Stored dataset items:
## BEGIN

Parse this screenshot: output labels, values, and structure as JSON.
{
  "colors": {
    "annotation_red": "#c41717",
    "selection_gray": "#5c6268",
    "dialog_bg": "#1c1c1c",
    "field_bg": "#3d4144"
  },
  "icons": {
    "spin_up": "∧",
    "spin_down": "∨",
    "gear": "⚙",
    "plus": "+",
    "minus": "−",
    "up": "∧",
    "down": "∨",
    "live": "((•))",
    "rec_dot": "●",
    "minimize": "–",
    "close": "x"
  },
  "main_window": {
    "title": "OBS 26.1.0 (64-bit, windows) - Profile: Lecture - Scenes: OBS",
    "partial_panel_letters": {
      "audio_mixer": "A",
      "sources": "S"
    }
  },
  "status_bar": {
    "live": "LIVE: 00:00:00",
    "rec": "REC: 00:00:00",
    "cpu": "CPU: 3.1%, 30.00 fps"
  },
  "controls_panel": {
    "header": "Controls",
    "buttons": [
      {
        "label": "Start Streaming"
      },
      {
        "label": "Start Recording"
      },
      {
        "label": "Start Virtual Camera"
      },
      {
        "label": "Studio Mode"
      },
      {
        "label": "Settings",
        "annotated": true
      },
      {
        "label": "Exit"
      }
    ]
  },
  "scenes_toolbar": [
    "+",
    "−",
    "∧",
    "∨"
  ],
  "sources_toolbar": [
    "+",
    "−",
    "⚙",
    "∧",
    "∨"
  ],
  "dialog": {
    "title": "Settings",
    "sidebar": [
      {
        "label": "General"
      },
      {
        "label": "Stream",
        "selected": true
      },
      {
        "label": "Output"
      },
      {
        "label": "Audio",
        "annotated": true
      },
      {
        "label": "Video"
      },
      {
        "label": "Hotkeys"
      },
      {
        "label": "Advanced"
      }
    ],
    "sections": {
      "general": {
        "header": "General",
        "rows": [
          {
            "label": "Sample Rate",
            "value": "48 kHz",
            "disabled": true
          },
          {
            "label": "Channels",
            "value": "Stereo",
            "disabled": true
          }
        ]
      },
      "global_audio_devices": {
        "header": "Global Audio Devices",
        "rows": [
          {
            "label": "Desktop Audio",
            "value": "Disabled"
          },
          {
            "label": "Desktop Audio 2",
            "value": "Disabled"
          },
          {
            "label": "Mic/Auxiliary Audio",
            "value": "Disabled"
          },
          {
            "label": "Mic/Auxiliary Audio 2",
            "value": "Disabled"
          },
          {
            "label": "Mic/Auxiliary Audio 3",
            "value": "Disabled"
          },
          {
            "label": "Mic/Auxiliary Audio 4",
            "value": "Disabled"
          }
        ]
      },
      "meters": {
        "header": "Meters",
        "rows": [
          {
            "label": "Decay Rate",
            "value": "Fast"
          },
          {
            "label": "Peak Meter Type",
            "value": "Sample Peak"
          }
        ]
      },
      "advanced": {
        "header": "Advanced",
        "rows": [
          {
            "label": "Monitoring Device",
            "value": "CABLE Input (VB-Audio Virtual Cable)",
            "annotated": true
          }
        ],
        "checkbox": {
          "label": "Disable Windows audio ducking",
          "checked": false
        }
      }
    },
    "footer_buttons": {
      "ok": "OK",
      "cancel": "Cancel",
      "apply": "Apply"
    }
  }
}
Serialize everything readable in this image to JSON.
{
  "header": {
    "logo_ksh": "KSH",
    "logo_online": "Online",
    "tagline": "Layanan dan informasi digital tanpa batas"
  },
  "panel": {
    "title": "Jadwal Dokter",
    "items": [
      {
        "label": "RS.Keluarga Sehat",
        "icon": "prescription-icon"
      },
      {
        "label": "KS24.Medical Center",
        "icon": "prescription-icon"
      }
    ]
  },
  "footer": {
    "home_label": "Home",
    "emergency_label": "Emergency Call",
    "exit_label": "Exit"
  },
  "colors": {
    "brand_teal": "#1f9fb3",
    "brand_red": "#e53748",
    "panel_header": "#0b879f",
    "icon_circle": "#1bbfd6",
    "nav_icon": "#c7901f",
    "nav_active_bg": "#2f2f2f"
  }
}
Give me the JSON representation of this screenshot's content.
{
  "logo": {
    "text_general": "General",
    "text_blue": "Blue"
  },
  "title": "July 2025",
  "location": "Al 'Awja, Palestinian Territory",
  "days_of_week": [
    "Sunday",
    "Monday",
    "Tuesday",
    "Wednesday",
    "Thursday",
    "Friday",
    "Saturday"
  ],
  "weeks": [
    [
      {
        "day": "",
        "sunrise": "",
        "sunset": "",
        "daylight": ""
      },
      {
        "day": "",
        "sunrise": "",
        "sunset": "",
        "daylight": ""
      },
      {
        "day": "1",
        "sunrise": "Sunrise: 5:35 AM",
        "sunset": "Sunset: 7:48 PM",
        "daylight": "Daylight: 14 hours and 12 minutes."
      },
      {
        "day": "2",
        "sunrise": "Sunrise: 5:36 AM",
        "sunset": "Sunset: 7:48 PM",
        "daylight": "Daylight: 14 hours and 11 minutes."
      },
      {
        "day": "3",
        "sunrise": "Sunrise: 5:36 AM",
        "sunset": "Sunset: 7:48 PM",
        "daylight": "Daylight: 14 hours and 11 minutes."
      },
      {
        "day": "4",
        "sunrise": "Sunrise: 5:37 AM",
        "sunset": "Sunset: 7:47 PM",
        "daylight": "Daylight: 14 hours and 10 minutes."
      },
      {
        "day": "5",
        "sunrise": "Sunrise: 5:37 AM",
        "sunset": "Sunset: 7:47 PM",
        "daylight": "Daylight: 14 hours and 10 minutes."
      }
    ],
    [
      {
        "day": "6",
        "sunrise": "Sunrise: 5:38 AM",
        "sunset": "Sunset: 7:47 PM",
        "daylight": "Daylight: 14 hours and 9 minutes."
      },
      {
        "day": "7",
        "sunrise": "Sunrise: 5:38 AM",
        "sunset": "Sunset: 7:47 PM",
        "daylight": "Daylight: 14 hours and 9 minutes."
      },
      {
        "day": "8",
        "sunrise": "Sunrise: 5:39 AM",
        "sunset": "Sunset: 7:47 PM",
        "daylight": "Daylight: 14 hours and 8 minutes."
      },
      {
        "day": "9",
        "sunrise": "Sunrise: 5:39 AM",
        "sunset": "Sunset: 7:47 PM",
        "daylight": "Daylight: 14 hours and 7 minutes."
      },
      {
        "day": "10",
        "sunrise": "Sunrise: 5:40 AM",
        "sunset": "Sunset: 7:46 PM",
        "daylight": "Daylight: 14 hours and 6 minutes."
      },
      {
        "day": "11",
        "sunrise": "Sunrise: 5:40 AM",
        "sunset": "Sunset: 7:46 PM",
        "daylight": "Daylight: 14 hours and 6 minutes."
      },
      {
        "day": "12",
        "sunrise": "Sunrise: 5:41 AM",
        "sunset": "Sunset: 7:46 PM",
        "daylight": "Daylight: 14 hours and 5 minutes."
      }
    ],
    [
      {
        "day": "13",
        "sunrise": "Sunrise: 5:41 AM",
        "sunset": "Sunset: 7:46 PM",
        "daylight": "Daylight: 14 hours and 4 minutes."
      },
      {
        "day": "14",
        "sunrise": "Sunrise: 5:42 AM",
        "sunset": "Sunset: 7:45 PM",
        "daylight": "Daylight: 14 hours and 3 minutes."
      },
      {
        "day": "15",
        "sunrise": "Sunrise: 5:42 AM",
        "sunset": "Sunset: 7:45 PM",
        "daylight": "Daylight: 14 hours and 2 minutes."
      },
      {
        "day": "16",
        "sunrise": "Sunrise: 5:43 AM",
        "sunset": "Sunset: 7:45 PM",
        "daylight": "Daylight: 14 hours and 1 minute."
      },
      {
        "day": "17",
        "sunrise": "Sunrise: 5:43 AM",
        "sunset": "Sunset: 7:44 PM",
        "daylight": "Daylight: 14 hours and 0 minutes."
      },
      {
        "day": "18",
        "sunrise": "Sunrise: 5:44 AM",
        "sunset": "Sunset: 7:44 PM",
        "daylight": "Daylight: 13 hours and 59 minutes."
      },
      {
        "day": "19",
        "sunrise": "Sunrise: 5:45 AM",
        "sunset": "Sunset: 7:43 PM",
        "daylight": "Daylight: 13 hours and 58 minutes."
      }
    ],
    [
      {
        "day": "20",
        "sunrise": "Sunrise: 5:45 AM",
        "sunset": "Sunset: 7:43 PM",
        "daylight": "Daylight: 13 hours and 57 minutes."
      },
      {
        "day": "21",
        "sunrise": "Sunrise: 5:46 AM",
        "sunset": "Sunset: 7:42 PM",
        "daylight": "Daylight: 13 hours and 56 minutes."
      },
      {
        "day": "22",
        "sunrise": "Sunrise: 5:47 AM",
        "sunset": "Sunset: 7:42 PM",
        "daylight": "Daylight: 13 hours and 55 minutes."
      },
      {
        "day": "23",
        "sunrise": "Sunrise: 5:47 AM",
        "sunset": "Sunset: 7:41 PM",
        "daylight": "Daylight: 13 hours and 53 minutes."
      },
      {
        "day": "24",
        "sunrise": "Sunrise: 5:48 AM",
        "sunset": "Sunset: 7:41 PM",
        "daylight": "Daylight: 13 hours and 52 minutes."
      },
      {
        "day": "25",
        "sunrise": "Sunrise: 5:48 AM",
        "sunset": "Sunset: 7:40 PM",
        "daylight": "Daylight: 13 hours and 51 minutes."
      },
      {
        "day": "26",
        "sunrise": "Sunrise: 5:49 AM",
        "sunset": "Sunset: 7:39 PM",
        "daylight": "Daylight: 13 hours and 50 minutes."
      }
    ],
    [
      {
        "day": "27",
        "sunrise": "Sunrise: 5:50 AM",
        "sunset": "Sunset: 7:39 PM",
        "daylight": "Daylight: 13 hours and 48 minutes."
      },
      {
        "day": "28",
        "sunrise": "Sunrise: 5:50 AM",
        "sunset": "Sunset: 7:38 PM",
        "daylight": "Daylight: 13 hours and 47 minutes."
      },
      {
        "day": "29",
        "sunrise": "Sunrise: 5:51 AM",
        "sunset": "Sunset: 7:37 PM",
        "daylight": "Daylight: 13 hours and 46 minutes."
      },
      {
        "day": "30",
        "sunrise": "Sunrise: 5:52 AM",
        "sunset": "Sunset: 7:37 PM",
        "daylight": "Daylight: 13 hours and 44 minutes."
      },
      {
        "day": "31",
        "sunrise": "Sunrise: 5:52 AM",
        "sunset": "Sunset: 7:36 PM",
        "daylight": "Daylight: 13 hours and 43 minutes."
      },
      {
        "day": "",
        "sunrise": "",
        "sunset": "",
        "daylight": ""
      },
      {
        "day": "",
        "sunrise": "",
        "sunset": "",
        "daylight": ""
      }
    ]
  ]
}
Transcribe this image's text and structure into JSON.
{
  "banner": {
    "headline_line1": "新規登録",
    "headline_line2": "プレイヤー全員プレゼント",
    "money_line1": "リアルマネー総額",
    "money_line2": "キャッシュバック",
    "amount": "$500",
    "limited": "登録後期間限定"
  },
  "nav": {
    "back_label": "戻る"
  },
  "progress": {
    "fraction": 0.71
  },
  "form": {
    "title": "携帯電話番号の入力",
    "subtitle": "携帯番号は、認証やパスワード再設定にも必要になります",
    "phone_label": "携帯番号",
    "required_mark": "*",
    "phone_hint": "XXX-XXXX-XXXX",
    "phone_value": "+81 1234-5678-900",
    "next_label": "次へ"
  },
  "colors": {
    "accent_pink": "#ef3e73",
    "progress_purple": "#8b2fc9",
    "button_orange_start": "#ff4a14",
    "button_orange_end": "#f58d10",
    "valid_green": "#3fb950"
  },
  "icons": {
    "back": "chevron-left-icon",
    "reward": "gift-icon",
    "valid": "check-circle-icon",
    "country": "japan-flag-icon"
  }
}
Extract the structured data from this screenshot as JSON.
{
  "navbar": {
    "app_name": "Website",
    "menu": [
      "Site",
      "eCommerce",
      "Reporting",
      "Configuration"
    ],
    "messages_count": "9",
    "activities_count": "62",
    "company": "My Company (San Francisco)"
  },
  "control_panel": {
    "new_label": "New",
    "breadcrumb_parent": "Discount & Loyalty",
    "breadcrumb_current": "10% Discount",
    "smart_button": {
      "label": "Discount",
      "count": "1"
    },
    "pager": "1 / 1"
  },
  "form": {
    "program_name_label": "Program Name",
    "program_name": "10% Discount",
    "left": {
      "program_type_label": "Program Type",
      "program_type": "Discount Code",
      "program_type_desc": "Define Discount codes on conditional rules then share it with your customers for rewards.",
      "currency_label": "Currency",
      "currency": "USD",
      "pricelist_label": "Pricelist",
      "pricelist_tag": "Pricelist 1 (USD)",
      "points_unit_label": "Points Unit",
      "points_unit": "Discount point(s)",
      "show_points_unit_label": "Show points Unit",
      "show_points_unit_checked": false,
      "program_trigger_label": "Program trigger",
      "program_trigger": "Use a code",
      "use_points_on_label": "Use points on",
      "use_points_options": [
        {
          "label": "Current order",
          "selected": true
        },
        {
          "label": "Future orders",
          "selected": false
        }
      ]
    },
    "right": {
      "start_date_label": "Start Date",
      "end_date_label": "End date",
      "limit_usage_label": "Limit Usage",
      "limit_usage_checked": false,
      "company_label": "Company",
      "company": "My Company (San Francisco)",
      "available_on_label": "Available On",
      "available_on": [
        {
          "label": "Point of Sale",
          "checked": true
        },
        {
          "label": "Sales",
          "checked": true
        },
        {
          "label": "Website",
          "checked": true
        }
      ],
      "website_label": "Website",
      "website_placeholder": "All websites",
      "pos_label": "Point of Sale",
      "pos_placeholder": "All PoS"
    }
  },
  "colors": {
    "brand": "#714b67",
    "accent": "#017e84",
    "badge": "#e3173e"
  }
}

## END

Written problem: Extract every line containing the string "Company" from the material.

Answer:
    "company": "My Company (San Francisco)"
      "company_label": "Company",
      "company": "My Company (San Francisco)",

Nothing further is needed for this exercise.